* **PROBLEM**:
The data below must be copied in full and without any change.

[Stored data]
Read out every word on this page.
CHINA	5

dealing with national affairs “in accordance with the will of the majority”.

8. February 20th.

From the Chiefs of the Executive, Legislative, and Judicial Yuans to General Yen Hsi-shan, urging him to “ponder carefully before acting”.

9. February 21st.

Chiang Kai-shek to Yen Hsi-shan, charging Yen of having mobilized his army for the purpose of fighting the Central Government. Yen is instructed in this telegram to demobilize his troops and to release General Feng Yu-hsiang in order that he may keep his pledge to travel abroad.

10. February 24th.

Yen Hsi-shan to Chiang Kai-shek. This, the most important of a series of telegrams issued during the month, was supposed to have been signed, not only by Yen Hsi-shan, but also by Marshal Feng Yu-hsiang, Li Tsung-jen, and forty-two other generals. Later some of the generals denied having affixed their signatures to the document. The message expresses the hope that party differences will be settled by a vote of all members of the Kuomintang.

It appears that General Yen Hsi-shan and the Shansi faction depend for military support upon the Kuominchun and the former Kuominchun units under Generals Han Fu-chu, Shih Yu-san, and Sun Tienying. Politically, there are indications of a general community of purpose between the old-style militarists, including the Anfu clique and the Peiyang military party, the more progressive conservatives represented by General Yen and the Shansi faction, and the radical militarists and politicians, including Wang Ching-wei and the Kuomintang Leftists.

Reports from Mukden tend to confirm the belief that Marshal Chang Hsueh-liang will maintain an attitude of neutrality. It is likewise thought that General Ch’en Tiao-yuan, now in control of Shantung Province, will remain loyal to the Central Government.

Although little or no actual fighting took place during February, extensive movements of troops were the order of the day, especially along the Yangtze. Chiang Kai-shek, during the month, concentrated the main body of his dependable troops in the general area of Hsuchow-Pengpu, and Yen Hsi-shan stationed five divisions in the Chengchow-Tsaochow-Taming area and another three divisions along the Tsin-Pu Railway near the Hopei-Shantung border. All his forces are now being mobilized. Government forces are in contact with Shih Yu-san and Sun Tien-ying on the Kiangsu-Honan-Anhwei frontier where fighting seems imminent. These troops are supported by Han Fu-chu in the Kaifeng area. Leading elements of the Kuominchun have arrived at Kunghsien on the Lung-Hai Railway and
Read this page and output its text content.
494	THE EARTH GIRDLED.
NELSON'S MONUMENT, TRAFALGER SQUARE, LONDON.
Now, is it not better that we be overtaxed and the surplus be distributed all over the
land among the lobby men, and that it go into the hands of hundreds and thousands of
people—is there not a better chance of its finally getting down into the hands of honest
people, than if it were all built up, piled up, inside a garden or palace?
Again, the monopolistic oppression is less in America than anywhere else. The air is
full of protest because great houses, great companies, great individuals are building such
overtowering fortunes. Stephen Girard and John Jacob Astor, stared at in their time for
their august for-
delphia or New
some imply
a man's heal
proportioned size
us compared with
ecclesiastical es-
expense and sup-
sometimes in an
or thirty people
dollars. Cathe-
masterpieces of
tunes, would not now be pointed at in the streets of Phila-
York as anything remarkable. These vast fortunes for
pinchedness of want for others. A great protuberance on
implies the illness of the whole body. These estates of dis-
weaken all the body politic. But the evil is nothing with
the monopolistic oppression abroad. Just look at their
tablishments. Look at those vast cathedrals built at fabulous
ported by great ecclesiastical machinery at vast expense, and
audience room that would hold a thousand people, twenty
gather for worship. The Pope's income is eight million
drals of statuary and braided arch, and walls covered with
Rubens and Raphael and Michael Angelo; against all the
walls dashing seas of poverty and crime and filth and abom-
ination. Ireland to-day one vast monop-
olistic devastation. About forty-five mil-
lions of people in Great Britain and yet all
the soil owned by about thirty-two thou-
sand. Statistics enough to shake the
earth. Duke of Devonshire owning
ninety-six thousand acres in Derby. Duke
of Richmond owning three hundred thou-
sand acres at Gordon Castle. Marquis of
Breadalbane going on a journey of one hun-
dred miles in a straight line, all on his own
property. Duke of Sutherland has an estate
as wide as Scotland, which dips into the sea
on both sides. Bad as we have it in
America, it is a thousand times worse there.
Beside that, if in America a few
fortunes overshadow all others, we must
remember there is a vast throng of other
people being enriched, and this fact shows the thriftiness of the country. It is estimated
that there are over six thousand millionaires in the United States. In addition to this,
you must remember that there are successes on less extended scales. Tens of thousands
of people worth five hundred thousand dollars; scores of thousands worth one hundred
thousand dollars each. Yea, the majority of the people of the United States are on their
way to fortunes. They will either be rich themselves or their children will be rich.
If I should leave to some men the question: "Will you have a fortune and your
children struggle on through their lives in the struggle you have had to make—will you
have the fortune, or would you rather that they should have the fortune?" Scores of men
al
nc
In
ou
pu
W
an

* **FULL OUTPUT**:
Read out every word on this page.
CHINA	5

dealing with national affairs “in accordance with the will of the majority”.

8. February 20th.

From the Chiefs of the Executive, Legislative, and Judicial Yuans to General Yen Hsi-shan, urging him to “ponder carefully before acting”.

9. February 21st.

Chiang Kai-shek to Yen Hsi-shan, charging Yen of having mobilized his army for the purpose of fighting the Central Government. Yen is instructed in this telegram to demobilize his troops and to release General Feng Yu-hsiang in order that he may keep his pledge to travel abroad.

10. February 24th.

Yen Hsi-shan to Chiang Kai-shek. This, the most important of a series of telegrams issued during the month, was supposed to have been signed, not only by Yen Hsi-shan, but also by Marshal Feng Yu-hsiang, Li Tsung-jen, and forty-two other generals. Later some of the generals denied having affixed their signatures to the document. The message expresses the hope that party differences will be settled by a vote of all members of the Kuomintang.

It appears that General Yen Hsi-shan and the Shansi faction depend for military support upon the Kuominchun and the former Kuominchun units under Generals Han Fu-chu, Shih Yu-san, and Sun Tienying. Politically, there are indications of a general community of purpose between the old-style militarists, including the Anfu clique and the Peiyang military party, the more progressive conservatives represented by General Yen and the Shansi faction, and the radical militarists and politicians, including Wang Ching-wei and the Kuomintang Leftists.

Reports from Mukden tend to confirm the belief that Marshal Chang Hsueh-liang will maintain an attitude of neutrality. It is likewise thought that General Ch’en Tiao-yuan, now in control of Shantung Province, will remain loyal to the Central Government.

Although little or no actual fighting took place during February, extensive movements of troops were the order of the day, especially along the Yangtze. Chiang Kai-shek, during the month, concentrated the main body of his dependable troops in the general area of Hsuchow-Pengpu, and Yen Hsi-shan stationed five divisions in the Chengchow-Tsaochow-Taming area and another three divisions along the Tsin-Pu Railway near the Hopei-Shantung border. All his forces are now being mobilized. Government forces are in contact with Shih Yu-san and Sun Tien-ying on the Kiangsu-Honan-Anhwei frontier where fighting seems imminent. These troops are supported by Han Fu-chu in the Kaifeng area. Leading elements of the Kuominchun have arrived at Kunghsien on the Lung-Hai Railway and
Read this page and output its text content.
494	THE EARTH GIRDLED.
NELSON'S MONUMENT, TRAFALGER SQUARE, LONDON.
Now, is it not better that we be overtaxed and the surplus be distributed all over the
land among the lobby men, and that it go into the hands of hundreds and thousands of
people—is there not a better chance of its finally getting down into the hands of honest
people, than if it were all built up, piled up, inside a garden or palace?
Again, the monopolistic oppression is less in America than anywhere else. The air is
full of protest because great houses, great companies, great individuals are building such
overtowering fortunes. Stephen Girard and John Jacob Astor, stared at in their time for
their august for-
delphia or New
some imply
a man's heal
proportioned size
us compared with
ecclesiastical es-
expense and sup-
sometimes in an
or thirty people
dollars. Cathe-
masterpieces of
tunes, would not now be pointed at in the streets of Phila-
York as anything remarkable. These vast fortunes for
pinchedness of want for others. A great protuberance on
implies the illness of the whole body. These estates of dis-
weaken all the body politic. But the evil is nothing with
the monopolistic oppression abroad. Just look at their
tablishments. Look at those vast cathedrals built at fabulous
ported by great ecclesiastical machinery at vast expense, and
audience room that would hold a thousand people, twenty
gather for worship. The Pope's income is eight million
drals of statuary and braided arch, and walls covered with
Rubens and Raphael and Michael Angelo; against all the
walls dashing seas of poverty and crime and filth and abom-
ination. Ireland to-day one vast monop-
olistic devastation. About forty-five mil-
lions of people in Great Britain and yet all
the soil owned by about thirty-two thou-
sand. Statistics enough to shake the
earth. Duke of Devonshire owning
ninety-six thousand acres in Derby. Duke
of Richmond owning three hundred thou-
sand acres at Gordon Castle. Marquis of
Breadalbane going on a journey of one hun-
dred miles in a straight line, all on his own
property. Duke of Sutherland has an estate
as wide as Scotland, which dips into the sea
on both sides. Bad as we have it in
America, it is a thousand times worse there.
Beside that, if in America a few
fortunes overshadow all others, we must
remember there is a vast throng of other
people being enriched, and this fact shows the thriftiness of the country. It is estimated
that there are over six thousand millionaires in the United States. In addition to this,
you must remember that there are successes on less extended scales. Tens of thousands
of people worth five hundred thousand dollars; scores of thousands worth one hundred
thousand dollars each. Yea, the majority of the people of the United States are on their
way to fortunes. They will either be rich themselves or their children will be rich.
If I should leave to some men the question: "Will you have a fortune and your
children struggle on through their lives in the struggle you have had to make—will you
have the fortune, or would you rather that they should have the fortune?" Scores of men
al
nc
In
ou
pu
W
an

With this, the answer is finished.